* What is expected *
All the data should be repeated exactly. Any image in it is left out.

* Provided records *
== == ==

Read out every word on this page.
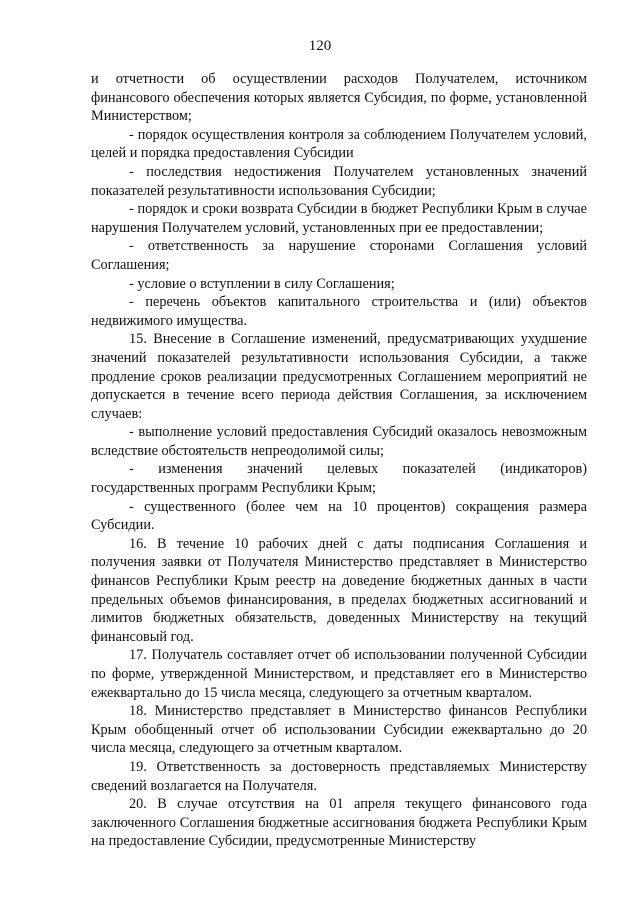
120

и отчетности об осуществлении расходов Получателем, источником финансового обеспечения которых является Субсидия, по форме, установленной Министерством;

- порядок осуществления контроля за соблюдением Получателем условий, целей и порядка предоставления Субсидии

- последствия недостижения Получателем установленных значений показателей результативности использования Субсидии;

- порядок и сроки возврата Субсидии в бюджет Республики Крым в случае нарушения Получателем условий, установленных при ее предоставлении;

- ответственность за нарушение сторонами Соглашения условий Соглашения;

- условие о вступлении в силу Соглашения;

- перечень объектов капитального строительства и (или) объектов недвижимого имущества.

15. Внесение в Соглашение изменений, предусматривающих ухудшение значений показателей результативности использования Субсидии, а также продление сроков реализации предусмотренных Соглашением мероприятий не допускается в течение всего периода действия Соглашения, за исключением случаев:

- выполнение условий предоставления Субсидий оказалось невозможным вследствие обстоятельств непреодолимой силы;

- изменения значений целевых показателей (индикаторов) государственных программ Республики Крым;

- существенного (более чем на 10 процентов) сокращения размера Субсидии.

16. В течение 10 рабочих дней с даты подписания Соглашения и получения заявки от Получателя Министерство представляет в Министерство финансов Республики Крым реестр на доведение бюджетных данных в части предельных объемов финансирования, в пределах бюджетных ассигнований и лимитов бюджетных обязательств, доведенных Министерству на текущий финансовый год.

17. Получатель составляет отчет об использовании полученной Субсидии по форме, утвержденной Министерством, и представляет его в Министерство ежеквартально до 15 числа месяца, следующего за отчетным кварталом.

18. Министерство представляет в Министерство финансов Республики Крым обобщенный отчет об использовании Субсидии ежеквартально до 20 числа месяца, следующего за отчетным кварталом.

19. Ответственность за достоверность представляемых Министерству сведений возлагается на Получателя.

20. В случае отсутствия на 01 апреля текущего финансового года заключенного Соглашения бюджетные ассигнования бюджета Республики Крым на предоставление Субсидии, предусмотренные Министерству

== == ==

* Task solution *
Read out every word on this page.
120

и отчетности об осуществлении расходов Получателем, источником финансового обеспечения которых является Субсидия, по форме, установленной Министерством;

- порядок осуществления контроля за соблюдением Получателем условий, целей и порядка предоставления Субсидии

- последствия недостижения Получателем установленных значений показателей результативности использования Субсидии;

- порядок и сроки возврата Субсидии в бюджет Республики Крым в случае нарушения Получателем условий, установленных при ее предоставлении;

- ответственность за нарушение сторонами Соглашения условий Соглашения;

- условие о вступлении в силу Соглашения;

- перечень объектов капитального строительства и (или) объектов недвижимого имущества.

15. Внесение в Соглашение изменений, предусматривающих ухудшение значений показателей результативности использования Субсидии, а также продление сроков реализации предусмотренных Соглашением мероприятий не допускается в течение всего периода действия Соглашения, за исключением случаев:

- выполнение условий предоставления Субсидий оказалось невозможным вследствие обстоятельств непреодолимой силы;

- изменения значений целевых показателей (индикаторов) государственных программ Республики Крым;

- существенного (более чем на 10 процентов) сокращения размера Субсидии.

16. В течение 10 рабочих дней с даты подписания Соглашения и получения заявки от Получателя Министерство представляет в Министерство финансов Республики Крым реестр на доведение бюджетных данных в части предельных объемов финансирования, в пределах бюджетных ассигнований и лимитов бюджетных обязательств, доведенных Министерству на текущий финансовый год.

17. Получатель составляет отчет об использовании полученной Субсидии по форме, утвержденной Министерством, и представляет его в Министерство ежеквартально до 15 числа месяца, следующего за отчетным кварталом.

18. Министерство представляет в Министерство финансов Республики Крым обобщенный отчет об использовании Субсидии ежеквартально до 20 числа месяца, следующего за отчетным кварталом.

19. Ответственность за достоверность представляемых Министерству сведений возлагается на Получателя.

20. В случае отсутствия на 01 апреля текущего финансового года заключенного Соглашения бюджетные ассигнования бюджета Республики Крым на предоставление Субсидии, предусмотренные Министерству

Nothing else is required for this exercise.